TASK TO CARRY OUT: Copy the records that follow exactly as written, but not their pictures.
───── DATASET EXTRACT
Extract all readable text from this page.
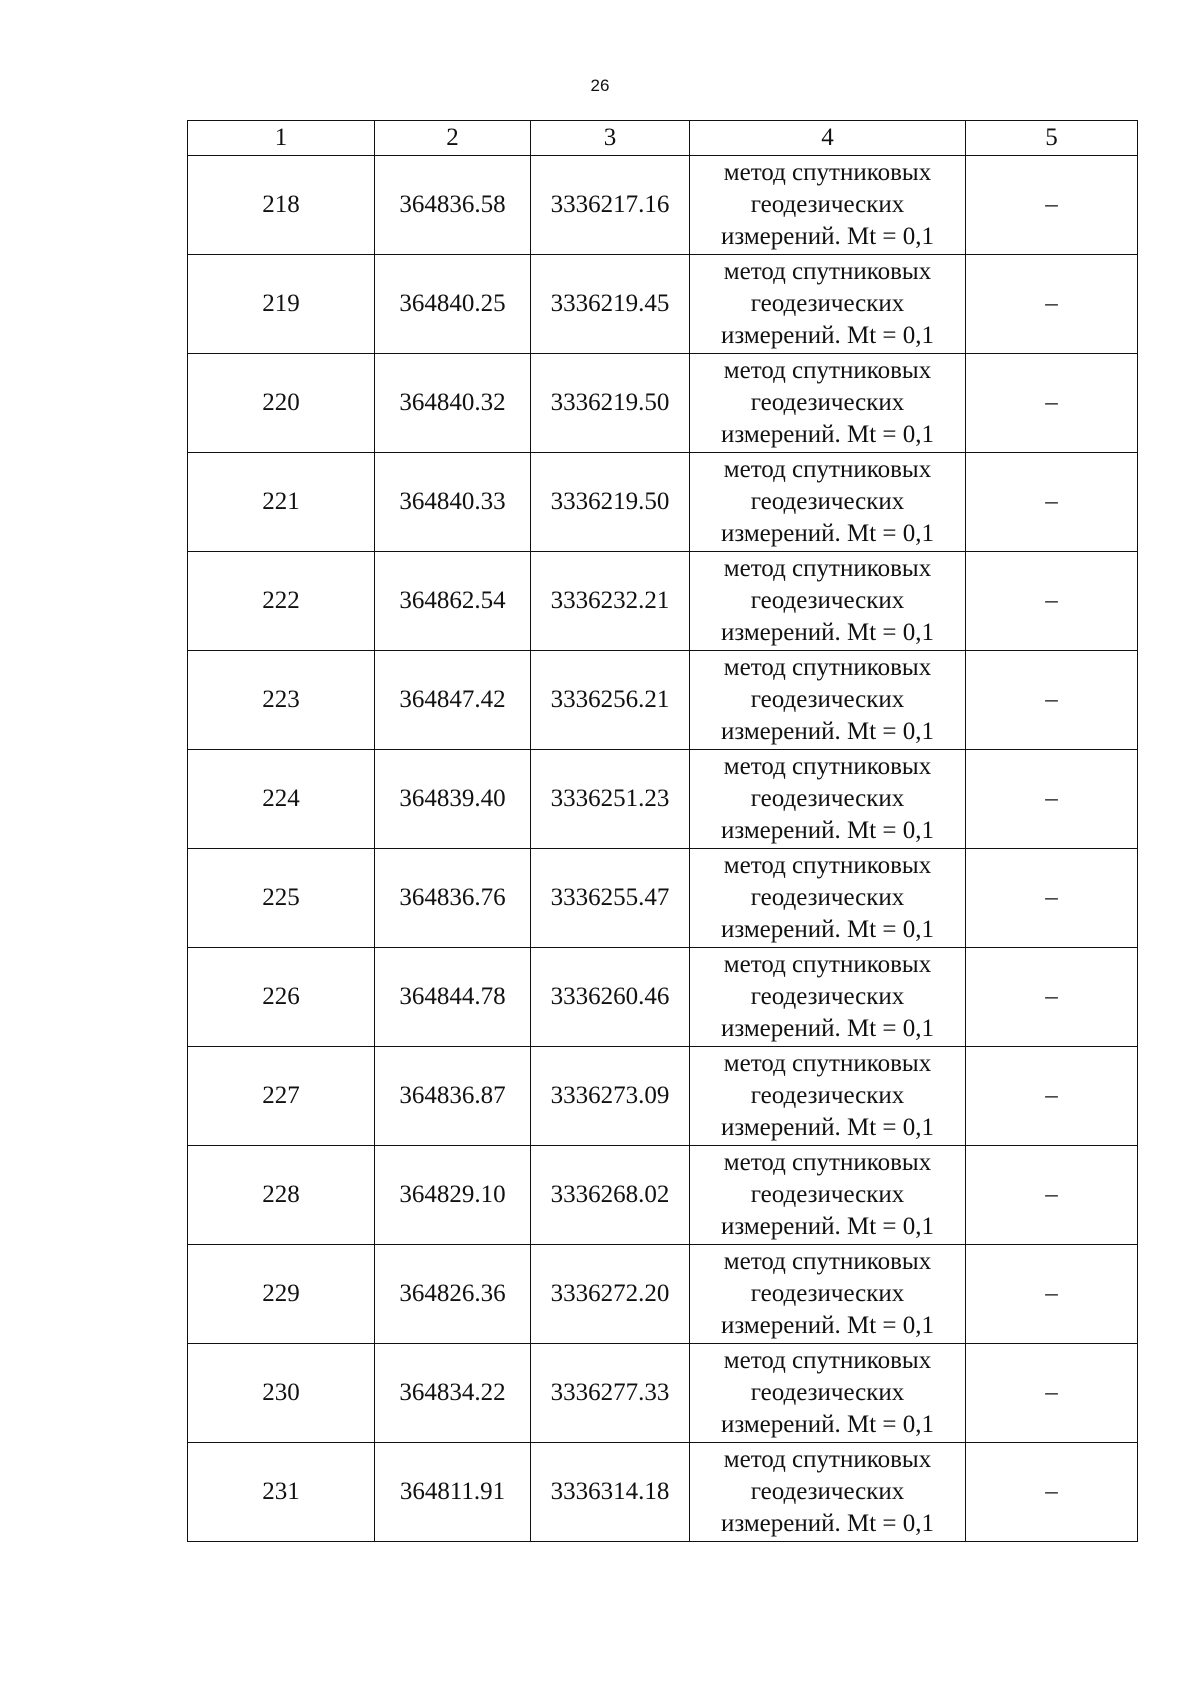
26
1	2	3	4	5
218	364836.58	3336217.16	метод спутниковых
геодезических
измерений. Mt = 0,1	–
219	364840.25	3336219.45	метод спутниковых
геодезических
измерений. Mt = 0,1	–
220	364840.32	3336219.50	метод спутниковых
геодезических
измерений. Mt = 0,1	–
221	364840.33	3336219.50	метод спутниковых
геодезических
измерений. Mt = 0,1	–
222	364862.54	3336232.21	метод спутниковых
геодезических
измерений. Mt = 0,1	–
223	364847.42	3336256.21	метод спутниковых
геодезических
измерений. Mt = 0,1	–
224	364839.40	3336251.23	метод спутниковых
геодезических
измерений. Mt = 0,1	–
225	364836.76	3336255.47	метод спутниковых
геодезических
измерений. Mt = 0,1	–
226	364844.78	3336260.46	метод спутниковых
геодезических
измерений. Mt = 0,1	–
227	364836.87	3336273.09	метод спутниковых
геодезических
измерений. Mt = 0,1	–
228	364829.10	3336268.02	метод спутниковых
геодезических
измерений. Mt = 0,1	–
229	364826.36	3336272.20	метод спутниковых
геодезических
измерений. Mt = 0,1	–
230	364834.22	3336277.33	метод спутниковых
геодезических
измерений. Mt = 0,1	–
231	364811.91	3336314.18	метод спутниковых
геодезических
измерений. Mt = 0,1	–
──────────
ANSWER TO THE TASK:
Extract all readable text from this page.
26
1	2	3	4	5
218	364836.58	3336217.16	метод спутниковых
геодезических
измерений. Mt = 0,1	–
219	364840.25	3336219.45	метод спутниковых
геодезических
измерений. Mt = 0,1	–
220	364840.32	3336219.50	метод спутниковых
геодезических
измерений. Mt = 0,1	–
221	364840.33	3336219.50	метод спутниковых
геодезических
измерений. Mt = 0,1	–
222	364862.54	3336232.21	метод спутниковых
геодезических
измерений. Mt = 0,1	–
223	364847.42	3336256.21	метод спутниковых
геодезических
измерений. Mt = 0,1	–
224	364839.40	3336251.23	метод спутниковых
геодезических
измерений. Mt = 0,1	–
225	364836.76	3336255.47	метод спутниковых
геодезических
измерений. Mt = 0,1	–
226	364844.78	3336260.46	метод спутниковых
геодезических
измерений. Mt = 0,1	–
227	364836.87	3336273.09	метод спутниковых
геодезических
измерений. Mt = 0,1	–
228	364829.10	3336268.02	метод спутниковых
геодезических
измерений. Mt = 0,1	–
229	364826.36	3336272.20	метод спутниковых
геодезических
измерений. Mt = 0,1	–
230	364834.22	3336277.33	метод спутниковых
геодезических
измерений. Mt = 0,1	–
231	364811.91	3336314.18	метод спутниковых
геодезических
измерений. Mt = 0,1	–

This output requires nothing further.